**Problem**
Return verbatim the run of lines that opens with the line holding "Give me a plain-text" and closes with the last line of the records.

**The data**
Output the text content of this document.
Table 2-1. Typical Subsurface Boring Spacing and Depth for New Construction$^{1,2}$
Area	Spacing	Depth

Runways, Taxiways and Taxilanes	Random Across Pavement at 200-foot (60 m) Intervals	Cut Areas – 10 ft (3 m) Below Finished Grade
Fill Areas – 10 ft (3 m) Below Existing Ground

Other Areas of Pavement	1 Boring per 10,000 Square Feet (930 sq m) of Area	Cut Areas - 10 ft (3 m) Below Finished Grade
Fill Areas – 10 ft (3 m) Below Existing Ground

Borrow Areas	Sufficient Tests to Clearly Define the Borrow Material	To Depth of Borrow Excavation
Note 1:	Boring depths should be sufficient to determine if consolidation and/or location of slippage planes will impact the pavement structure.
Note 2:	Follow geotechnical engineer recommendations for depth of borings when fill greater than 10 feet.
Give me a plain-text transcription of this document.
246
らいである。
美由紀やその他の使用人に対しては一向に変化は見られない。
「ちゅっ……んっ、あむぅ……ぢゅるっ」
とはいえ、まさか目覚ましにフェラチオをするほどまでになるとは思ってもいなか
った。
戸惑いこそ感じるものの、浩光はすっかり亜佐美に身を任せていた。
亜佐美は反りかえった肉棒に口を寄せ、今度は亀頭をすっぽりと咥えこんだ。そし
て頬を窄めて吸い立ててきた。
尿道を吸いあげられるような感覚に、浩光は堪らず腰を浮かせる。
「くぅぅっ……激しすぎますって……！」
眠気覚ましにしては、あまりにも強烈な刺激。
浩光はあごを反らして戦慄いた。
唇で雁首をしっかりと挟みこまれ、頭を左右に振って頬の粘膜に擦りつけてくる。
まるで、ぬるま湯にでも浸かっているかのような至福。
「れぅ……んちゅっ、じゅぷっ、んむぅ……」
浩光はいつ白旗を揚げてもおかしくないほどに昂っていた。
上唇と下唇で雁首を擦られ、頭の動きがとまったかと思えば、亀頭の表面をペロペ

**In response**
Give me a plain-text transcription of this document.
246
らいである。
美由紀やその他の使用人に対しては一向に変化は見られない。
「ちゅっ……んっ、あむぅ……ぢゅるっ」
とはいえ、まさか目覚ましにフェラチオをするほどまでになるとは思ってもいなか
った。
戸惑いこそ感じるものの、浩光はすっかり亜佐美に身を任せていた。
亜佐美は反りかえった肉棒に口を寄せ、今度は亀頭をすっぽりと咥えこんだ。そし
て頬を窄めて吸い立ててきた。
尿道を吸いあげられるような感覚に、浩光は堪らず腰を浮かせる。
「くぅぅっ……激しすぎますって……！」
眠気覚ましにしては、あまりにも強烈な刺激。
浩光はあごを反らして戦慄いた。
唇で雁首をしっかりと挟みこまれ、頭を左右に振って頬の粘膜に擦りつけてくる。
まるで、ぬるま湯にでも浸かっているかのような至福。
「れぅ……んちゅっ、じゅぷっ、んむぅ……」
浩光はいつ白旗を揚げてもおかしくないほどに昂っていた。
上唇と下唇で雁首を擦られ、頭の動きがとまったかと思えば、亀頭の表面をペロペ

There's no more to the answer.